## [Goal]
Will you write out the data exactly, excluding every picture?

## [Input rows]
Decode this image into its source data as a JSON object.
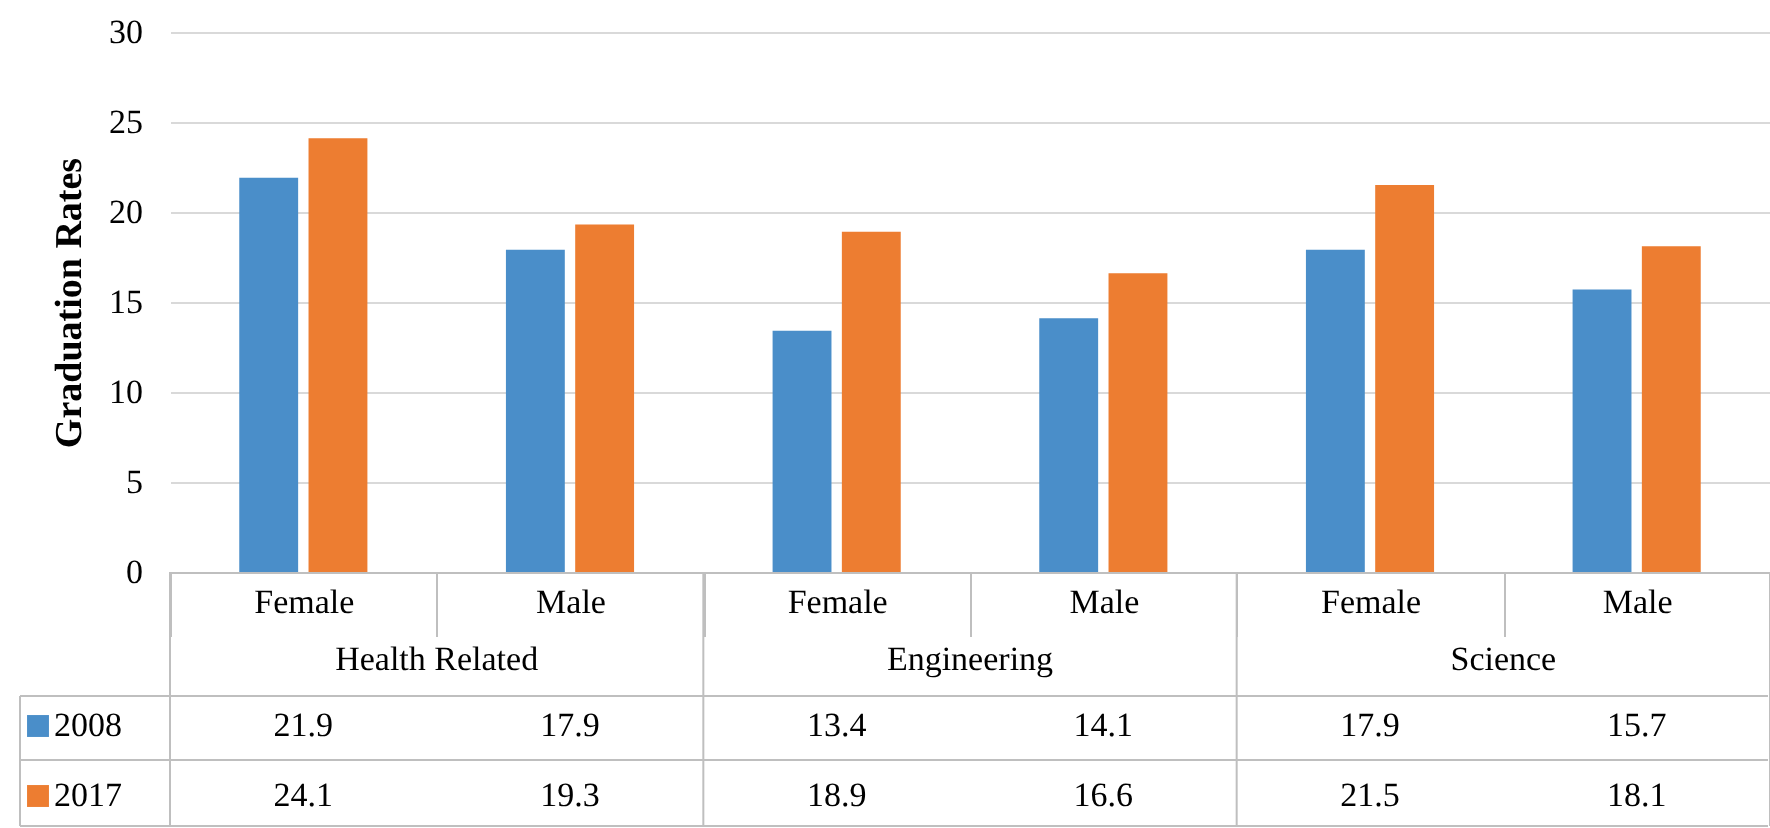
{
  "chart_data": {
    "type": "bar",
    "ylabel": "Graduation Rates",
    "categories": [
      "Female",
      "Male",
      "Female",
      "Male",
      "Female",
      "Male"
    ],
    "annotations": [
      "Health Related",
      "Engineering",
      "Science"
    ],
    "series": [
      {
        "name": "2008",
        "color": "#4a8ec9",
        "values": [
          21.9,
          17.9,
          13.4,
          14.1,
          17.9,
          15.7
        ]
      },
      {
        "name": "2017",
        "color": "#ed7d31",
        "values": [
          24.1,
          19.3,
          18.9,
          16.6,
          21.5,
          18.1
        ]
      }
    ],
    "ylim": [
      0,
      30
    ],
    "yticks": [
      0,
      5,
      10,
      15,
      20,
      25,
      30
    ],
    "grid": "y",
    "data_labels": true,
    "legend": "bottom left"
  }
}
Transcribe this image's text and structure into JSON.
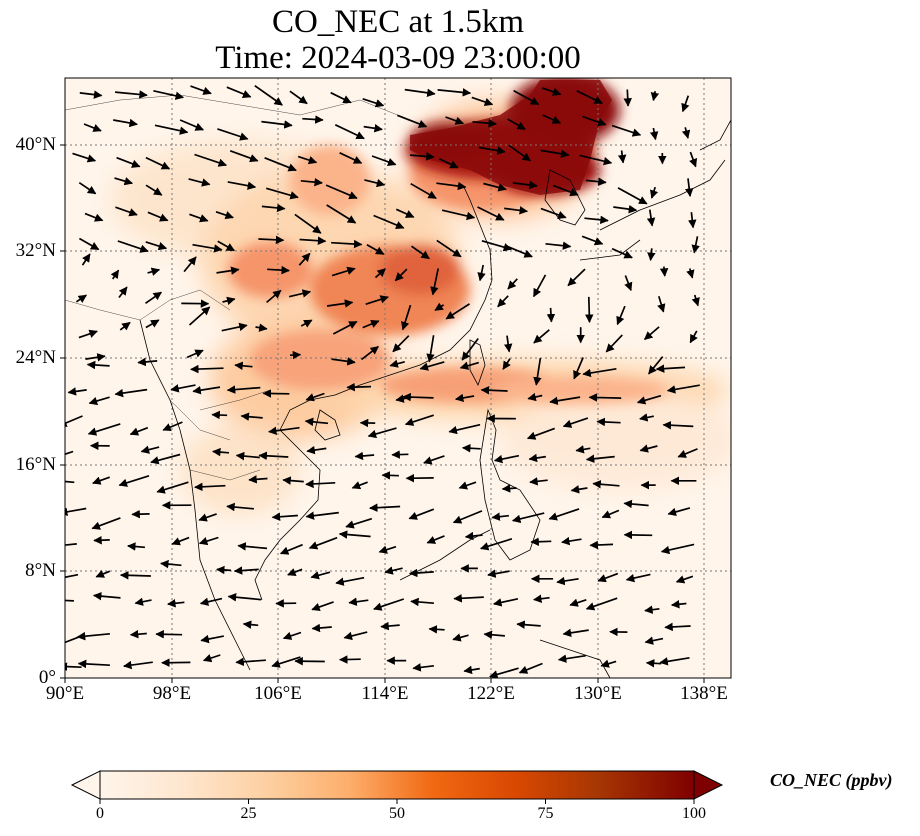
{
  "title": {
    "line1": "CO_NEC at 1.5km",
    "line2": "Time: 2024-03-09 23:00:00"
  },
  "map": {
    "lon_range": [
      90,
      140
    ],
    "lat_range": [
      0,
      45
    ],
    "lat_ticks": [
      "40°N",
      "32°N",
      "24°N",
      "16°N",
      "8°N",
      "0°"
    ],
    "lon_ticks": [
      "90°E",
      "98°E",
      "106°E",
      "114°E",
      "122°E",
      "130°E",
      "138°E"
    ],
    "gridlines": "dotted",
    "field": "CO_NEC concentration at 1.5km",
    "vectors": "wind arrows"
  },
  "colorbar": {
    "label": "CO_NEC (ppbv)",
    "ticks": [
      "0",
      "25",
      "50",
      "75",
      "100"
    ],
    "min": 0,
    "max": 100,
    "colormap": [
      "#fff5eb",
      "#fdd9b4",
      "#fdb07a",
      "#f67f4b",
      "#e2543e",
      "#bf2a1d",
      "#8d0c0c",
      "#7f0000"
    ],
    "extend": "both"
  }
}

## [Exercise answer]
Decode this image into its source data as a JSON object.
{
  "chart_data": {
    "type": "bar",
    "ylabel": "Graduation Rates",
    "categories": [
      "Female",
      "Male",
      "Female",
      "Male",
      "Female",
      "Male"
    ],
    "annotations": [
      "Health Related",
      "Engineering",
      "Science"
    ],
    "series": [
      {
        "name": "2008",
        "color": "#4a8ec9",
        "values": [
          21.9,
          17.9,
          13.4,
          14.1,
          17.9,
          15.7
        ]
      },
      {
        "name": "2017",
        "color": "#ed7d31",
        "values": [
          24.1,
          19.3,
          18.9,
          16.6,
          21.5,
          18.1
        ]
      }
    ],
    "ylim": [
      0,
      30
    ],
    "yticks": [
      0,
      5,
      10,
      15,
      20,
      25,
      30
    ],
    "grid": "y",
    "data_labels": true,
    "legend": "bottom left"
  }
}
Transcribe this image's text and structure into JSON.
{
  "title": {
    "line1": "CO_NEC at 1.5km",
    "line2": "Time: 2024-03-09 23:00:00"
  },
  "map": {
    "lon_range": [
      90,
      140
    ],
    "lat_range": [
      0,
      45
    ],
    "lat_ticks": [
      "40°N",
      "32°N",
      "24°N",
      "16°N",
      "8°N",
      "0°"
    ],
    "lon_ticks": [
      "90°E",
      "98°E",
      "106°E",
      "114°E",
      "122°E",
      "130°E",
      "138°E"
    ],
    "gridlines": "dotted",
    "field": "CO_NEC concentration at 1.5km",
    "vectors": "wind arrows"
  },
  "colorbar": {
    "label": "CO_NEC (ppbv)",
    "ticks": [
      "0",
      "25",
      "50",
      "75",
      "100"
    ],
    "min": 0,
    "max": 100,
    "colormap": [
      "#fff5eb",
      "#fdd9b4",
      "#fdb07a",
      "#f67f4b",
      "#e2543e",
      "#bf2a1d",
      "#8d0c0c",
      "#7f0000"
    ],
    "extend": "both"
  }
}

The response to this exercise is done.